Goal - Below is the data. Give it again, complete and exact.

* * *

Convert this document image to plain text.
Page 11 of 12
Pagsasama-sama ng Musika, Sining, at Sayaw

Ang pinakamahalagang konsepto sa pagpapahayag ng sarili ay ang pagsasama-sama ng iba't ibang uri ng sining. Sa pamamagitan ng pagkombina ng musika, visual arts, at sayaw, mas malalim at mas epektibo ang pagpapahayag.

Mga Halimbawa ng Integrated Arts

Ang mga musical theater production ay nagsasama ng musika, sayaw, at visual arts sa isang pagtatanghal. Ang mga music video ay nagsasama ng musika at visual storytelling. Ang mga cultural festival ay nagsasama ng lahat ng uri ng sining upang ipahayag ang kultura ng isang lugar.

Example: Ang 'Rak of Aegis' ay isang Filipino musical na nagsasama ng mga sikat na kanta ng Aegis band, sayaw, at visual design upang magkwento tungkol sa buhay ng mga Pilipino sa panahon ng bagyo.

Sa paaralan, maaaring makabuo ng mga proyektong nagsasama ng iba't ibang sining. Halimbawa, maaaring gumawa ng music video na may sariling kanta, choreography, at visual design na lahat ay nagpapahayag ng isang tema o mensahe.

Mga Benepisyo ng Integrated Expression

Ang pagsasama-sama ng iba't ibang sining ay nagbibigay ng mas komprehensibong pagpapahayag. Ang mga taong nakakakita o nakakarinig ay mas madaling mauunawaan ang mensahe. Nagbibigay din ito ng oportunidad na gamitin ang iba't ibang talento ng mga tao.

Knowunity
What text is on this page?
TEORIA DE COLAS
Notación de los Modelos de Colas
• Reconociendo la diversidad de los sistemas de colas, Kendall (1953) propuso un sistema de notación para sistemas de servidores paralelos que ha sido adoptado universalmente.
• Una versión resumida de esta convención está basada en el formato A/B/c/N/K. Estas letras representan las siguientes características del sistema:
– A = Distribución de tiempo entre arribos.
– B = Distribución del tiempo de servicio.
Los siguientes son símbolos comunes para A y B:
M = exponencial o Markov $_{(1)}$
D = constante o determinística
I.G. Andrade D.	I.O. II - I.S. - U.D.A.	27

* * *

Solved problem -
Convert this document image to plain text.
Page 11 of 12
Pagsasama-sama ng Musika, Sining, at Sayaw

Ang pinakamahalagang konsepto sa pagpapahayag ng sarili ay ang pagsasama-sama ng iba't ibang uri ng sining. Sa pamamagitan ng pagkombina ng musika, visual arts, at sayaw, mas malalim at mas epektibo ang pagpapahayag.

Mga Halimbawa ng Integrated Arts

Ang mga musical theater production ay nagsasama ng musika, sayaw, at visual arts sa isang pagtatanghal. Ang mga music video ay nagsasama ng musika at visual storytelling. Ang mga cultural festival ay nagsasama ng lahat ng uri ng sining upang ipahayag ang kultura ng isang lugar.

Example: Ang 'Rak of Aegis' ay isang Filipino musical na nagsasama ng mga sikat na kanta ng Aegis band, sayaw, at visual design upang magkwento tungkol sa buhay ng mga Pilipino sa panahon ng bagyo.

Sa paaralan, maaaring makabuo ng mga proyektong nagsasama ng iba't ibang sining. Halimbawa, maaaring gumawa ng music video na may sariling kanta, choreography, at visual design na lahat ay nagpapahayag ng isang tema o mensahe.

Mga Benepisyo ng Integrated Expression

Ang pagsasama-sama ng iba't ibang sining ay nagbibigay ng mas komprehensibong pagpapahayag. Ang mga taong nakakakita o nakakarinig ay mas madaling mauunawaan ang mensahe. Nagbibigay din ito ng oportunidad na gamitin ang iba't ibang talento ng mga tao.

Knowunity
What text is on this page?
TEORIA DE COLAS
Notación de los Modelos de Colas
• Reconociendo la diversidad de los sistemas de colas, Kendall (1953) propuso un sistema de notación para sistemas de servidores paralelos que ha sido adoptado universalmente.
• Una versión resumida de esta convención está basada en el formato A/B/c/N/K. Estas letras representan las siguientes características del sistema:
– A = Distribución de tiempo entre arribos.
– B = Distribución del tiempo de servicio.
Los siguientes son símbolos comunes para A y B:
M = exponencial o Markov $_{(1)}$
D = constante o determinística
I.G. Andrade D.	I.O. II - I.S. - U.D.A.	27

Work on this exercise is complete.